TASK:
Copy the data exactly as it appears, and do not include any pictures.

SUPPLIED RECORDS:
(begin)

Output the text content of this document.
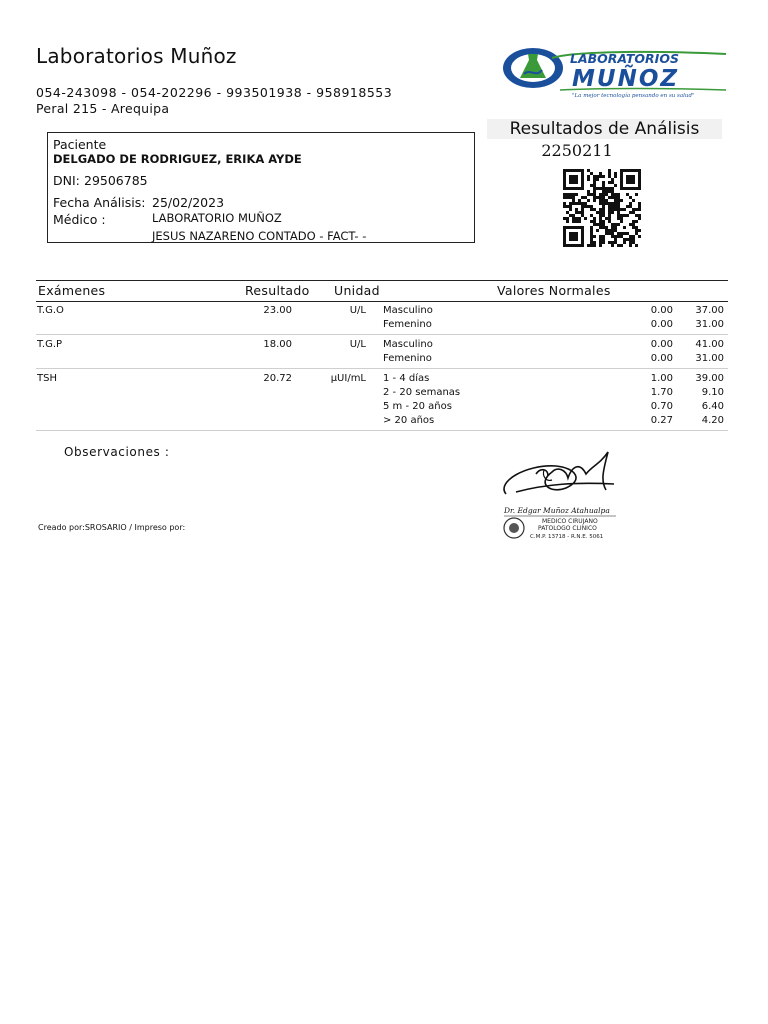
Laboratorios Muñoz
054-243098 - 054-202296 - 993501938 - 958918553
Peral 215 - Arequipa
LABORATORIOS
MUÑOZ
"La mejor tecnología pensando en su salud"
Resultados de Análisis
2250211
Paciente
DELGADO DE RODRIGUEZ, ERIKA AYDE
DNI: 29506785
Fecha Análisis: 25/02/2023
Médico :	LABORATORIO MUÑOZ
JESUS NAZARENO CONTADO - FACT- -
Exámenes	Resultado Unidad	Valores Normales
T.G.O	23.00	U/L Masculino	0.00	37.00
Femenino	0.00	31.00
T.G.P	18.00	U/L Masculino	0.00	41.00
Femenino	0.00	31.00
TSH	20.72	µUI/mL 1 - 4 días	1.00	39.00
2 - 20 semanas	1.70	9.10
5 m - 20 años	0.70	6.40
> 20 años	0.27	4.20
Observaciones :
Creado por:SROSARIO / Impreso por:
Dr. Edgar Muñoz Atahualpa
MEDICO CIRUJANO
PATOLOGO CLINICO
C.M.P. 13718 - R.N.E. 5061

(end)

EXPECTED ANSWER:
Output the text content of this document.
Laboratorios Muñoz
054-243098 - 054-202296 - 993501938 - 958918553
Peral 215 - Arequipa
LABORATORIOS
MUÑOZ
"La mejor tecnología pensando en su salud"
Resultados de Análisis
2250211
Paciente
DELGADO DE RODRIGUEZ, ERIKA AYDE
DNI: 29506785
Fecha Análisis: 25/02/2023
Médico :	LABORATORIO MUÑOZ
JESUS NAZARENO CONTADO - FACT- -
Exámenes	Resultado Unidad	Valores Normales
T.G.O	23.00	U/L Masculino	0.00	37.00
Femenino	0.00	31.00
T.G.P	18.00	U/L Masculino	0.00	41.00
Femenino	0.00	31.00
TSH	20.72	µUI/mL 1 - 4 días	1.00	39.00
2 - 20 semanas	1.70	9.10
5 m - 20 años	0.70	6.40
> 20 años	0.27	4.20
Observaciones :
Creado por:SROSARIO / Impreso por:
Dr. Edgar Muñoz Atahualpa
MEDICO CIRUJANO
PATOLOGO CLINICO
C.M.P. 13718 - R.N.E. 5061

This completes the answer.